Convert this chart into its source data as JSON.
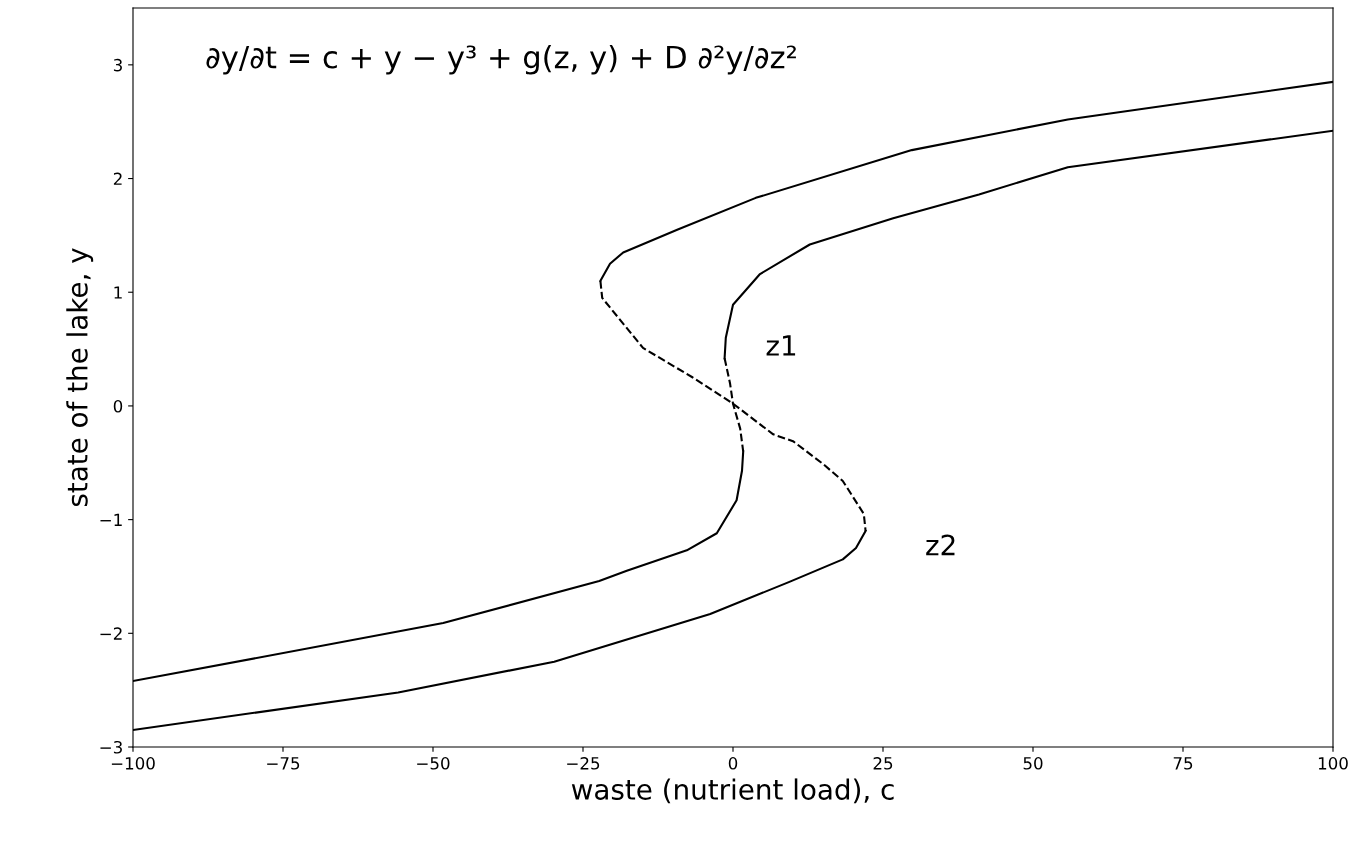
{
  "chart_data": {
    "type": "line",
    "xlabel": "waste (nutrient load), c",
    "ylabel": "state of the lake, y",
    "xlim": [
      -100,
      100
    ],
    "ylim": [
      -3,
      3.5
    ],
    "xticks": [
      -100,
      -75,
      -50,
      -25,
      0,
      25,
      50,
      75,
      100
    ],
    "yticks": [
      -3,
      -2,
      -1,
      0,
      1,
      2,
      3
    ],
    "grid": false,
    "marker": "none",
    "annotations": [
      "∂y/∂t = c + y − y³ + g(z, y) + D ∂²y/∂z²",
      "z1",
      "z2"
    ],
    "series": [
      {
        "color": "#000000",
        "line_style": "solid",
        "x": [
          100,
          55.8,
          29.8,
          3.8,
          -9.3,
          -18.3,
          -20.5,
          -22.1
        ],
        "values": [
          2.85,
          2.52,
          2.25,
          1.83,
          1.55,
          1.35,
          1.25,
          1.1
        ]
      },
      {
        "color": "#000000",
        "line_style": "dashed",
        "x": [
          -22.1,
          -21.8,
          -15,
          -6.7,
          0,
          6.7,
          10,
          15,
          18.3,
          21.8,
          22.1
        ],
        "values": [
          1.1,
          0.95,
          0.51,
          0.25,
          0.02,
          -0.25,
          -0.31,
          -0.51,
          -0.66,
          -0.95,
          -1.1
        ]
      },
      {
        "color": "#000000",
        "line_style": "solid",
        "x": [
          22.1,
          20.5,
          18.3,
          9.3,
          -3.8,
          -29.8,
          -55.8,
          -100
        ],
        "values": [
          -1.1,
          -1.25,
          -1.35,
          -1.55,
          -1.83,
          -2.25,
          -2.52,
          -2.85
        ]
      },
      {
        "color": "#000000",
        "line_style": "solid",
        "x": [
          100,
          55.8,
          41,
          26.7,
          12.8,
          4.5,
          0,
          -1.2,
          -1.4
        ],
        "values": [
          2.42,
          2.1,
          1.86,
          1.65,
          1.42,
          1.16,
          0.89,
          0.6,
          0.42
        ]
      },
      {
        "color": "#000000",
        "line_style": "dashed",
        "x": [
          -1.4,
          -0.5,
          0,
          1.2,
          1.7
        ],
        "values": [
          0.42,
          0.2,
          0.02,
          -0.2,
          -0.4
        ]
      },
      {
        "color": "#000000",
        "line_style": "solid",
        "x": [
          1.7,
          1.5,
          0.6,
          -2.7,
          -7.7,
          -17.7,
          -22.3,
          -48.3,
          -100
        ],
        "values": [
          -0.4,
          -0.57,
          -0.83,
          -1.12,
          -1.27,
          -1.45,
          -1.54,
          -1.91,
          -2.42
        ]
      }
    ]
  }
}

▶ _What to produce_
The material above holds pictures; copy everything else in it exactly.

▶ _Response to the exercise_
Convert this chart into its source data as JSON.
{
  "chart_data": {
    "type": "line",
    "xlabel": "waste (nutrient load), c",
    "ylabel": "state of the lake, y",
    "xlim": [
      -100,
      100
    ],
    "ylim": [
      -3,
      3.5
    ],
    "xticks": [
      -100,
      -75,
      -50,
      -25,
      0,
      25,
      50,
      75,
      100
    ],
    "yticks": [
      -3,
      -2,
      -1,
      0,
      1,
      2,
      3
    ],
    "grid": false,
    "marker": "none",
    "annotations": [
      "∂y/∂t = c + y − y³ + g(z, y) + D ∂²y/∂z²",
      "z1",
      "z2"
    ],
    "series": [
      {
        "color": "#000000",
        "line_style": "solid",
        "x": [
          100,
          55.8,
          29.8,
          3.8,
          -9.3,
          -18.3,
          -20.5,
          -22.1
        ],
        "values": [
          2.85,
          2.52,
          2.25,
          1.83,
          1.55,
          1.35,
          1.25,
          1.1
        ]
      },
      {
        "color": "#000000",
        "line_style": "dashed",
        "x": [
          -22.1,
          -21.8,
          -15,
          -6.7,
          0,
          6.7,
          10,
          15,
          18.3,
          21.8,
          22.1
        ],
        "values": [
          1.1,
          0.95,
          0.51,
          0.25,
          0.02,
          -0.25,
          -0.31,
          -0.51,
          -0.66,
          -0.95,
          -1.1
        ]
      },
      {
        "color": "#000000",
        "line_style": "solid",
        "x": [
          22.1,
          20.5,
          18.3,
          9.3,
          -3.8,
          -29.8,
          -55.8,
          -100
        ],
        "values": [
          -1.1,
          -1.25,
          -1.35,
          -1.55,
          -1.83,
          -2.25,
          -2.52,
          -2.85
        ]
      },
      {
        "color": "#000000",
        "line_style": "solid",
        "x": [
          100,
          55.8,
          41,
          26.7,
          12.8,
          4.5,
          0,
          -1.2,
          -1.4
        ],
        "values": [
          2.42,
          2.1,
          1.86,
          1.65,
          1.42,
          1.16,
          0.89,
          0.6,
          0.42
        ]
      },
      {
        "color": "#000000",
        "line_style": "dashed",
        "x": [
          -1.4,
          -0.5,
          0,
          1.2,
          1.7
        ],
        "values": [
          0.42,
          0.2,
          0.02,
          -0.2,
          -0.4
        ]
      },
      {
        "color": "#000000",
        "line_style": "solid",
        "x": [
          1.7,
          1.5,
          0.6,
          -2.7,
          -7.7,
          -17.7,
          -22.3,
          -48.3,
          -100
        ],
        "values": [
          -0.4,
          -0.57,
          -0.83,
          -1.12,
          -1.27,
          -1.45,
          -1.54,
          -1.91,
          -2.42
        ]
      }
    ]
  }
}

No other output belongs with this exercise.